─── Data provided

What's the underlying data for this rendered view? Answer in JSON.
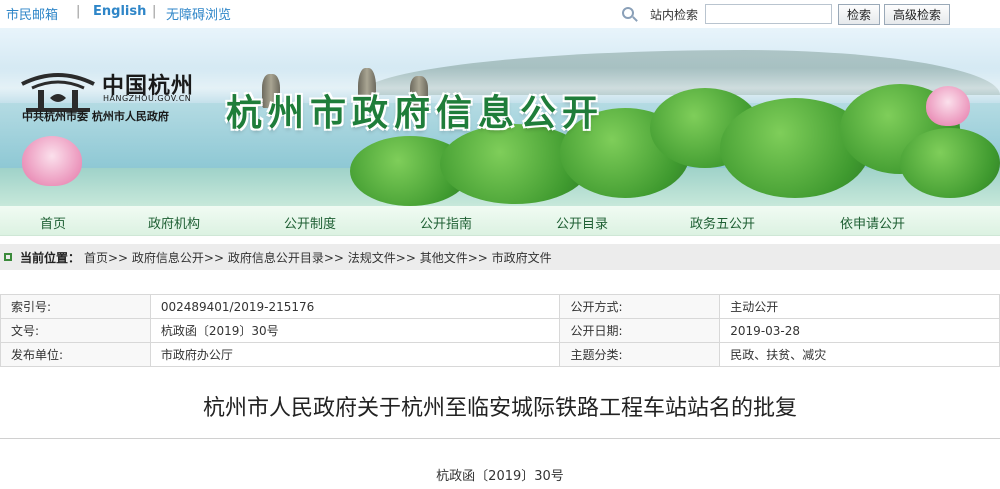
{
  "topbar": {
    "links": [
      "市民邮箱",
      "English",
      "无障碍浏览"
    ],
    "separator": "|",
    "search_label": "站内检索",
    "search_value": "",
    "search_button": "检索",
    "advanced_search_button": "高级检索"
  },
  "banner": {
    "logo_title": "中国杭州",
    "logo_domain": "HANGZHOU.GOV.CN",
    "logo_org": "中共杭州市委   杭州市人民政府",
    "site_title": "杭州市政府信息公开"
  },
  "nav": {
    "items": [
      "首页",
      "政府机构",
      "公开制度",
      "公开指南",
      "公开目录",
      "政务五公开",
      "依申请公开"
    ]
  },
  "breadcrumb": {
    "label": "当前位置：",
    "path": "首页>> 政府信息公开>> 政府信息公开目录>> 法规文件>> 其他文件>> 市政府文件"
  },
  "info": {
    "rows": [
      {
        "k1": "索引号:",
        "v1": "002489401/2019-215176",
        "k2": "公开方式:",
        "v2": "主动公开"
      },
      {
        "k1": "文号:",
        "v1": "杭政函〔2019〕30号",
        "k2": "公开日期:",
        "v2": "2019-03-28"
      },
      {
        "k1": "发布单位:",
        "v1": "市政府办公厅",
        "k2": "主题分类:",
        "v2": "民政、扶贫、减灾"
      }
    ]
  },
  "document": {
    "title": "杭州市人民政府关于杭州至临安城际铁路工程车站站名的批复",
    "number": "杭政函〔2019〕30号"
  },
  "colors": {
    "link_blue": "#2f86c8",
    "title_green": "#1f7d3a",
    "nav_text": "#1e5f33"
  }
}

──────

The exercise. Print all entries exactly. The images do not belong in the copy.

Right answer.
What's the underlying data for this rendered view? Answer in JSON.
{
  "topbar": {
    "links": [
      "市民邮箱",
      "English",
      "无障碍浏览"
    ],
    "separator": "|",
    "search_label": "站内检索",
    "search_value": "",
    "search_button": "检索",
    "advanced_search_button": "高级检索"
  },
  "banner": {
    "logo_title": "中国杭州",
    "logo_domain": "HANGZHOU.GOV.CN",
    "logo_org": "中共杭州市委   杭州市人民政府",
    "site_title": "杭州市政府信息公开"
  },
  "nav": {
    "items": [
      "首页",
      "政府机构",
      "公开制度",
      "公开指南",
      "公开目录",
      "政务五公开",
      "依申请公开"
    ]
  },
  "breadcrumb": {
    "label": "当前位置：",
    "path": "首页>> 政府信息公开>> 政府信息公开目录>> 法规文件>> 其他文件>> 市政府文件"
  },
  "info": {
    "rows": [
      {
        "k1": "索引号:",
        "v1": "002489401/2019-215176",
        "k2": "公开方式:",
        "v2": "主动公开"
      },
      {
        "k1": "文号:",
        "v1": "杭政函〔2019〕30号",
        "k2": "公开日期:",
        "v2": "2019-03-28"
      },
      {
        "k1": "发布单位:",
        "v1": "市政府办公厅",
        "k2": "主题分类:",
        "v2": "民政、扶贫、减灾"
      }
    ]
  },
  "document": {
    "title": "杭州市人民政府关于杭州至临安城际铁路工程车站站名的批复",
    "number": "杭政函〔2019〕30号"
  },
  "colors": {
    "link_blue": "#2f86c8",
    "title_green": "#1f7d3a",
    "nav_text": "#1e5f33"
  }
}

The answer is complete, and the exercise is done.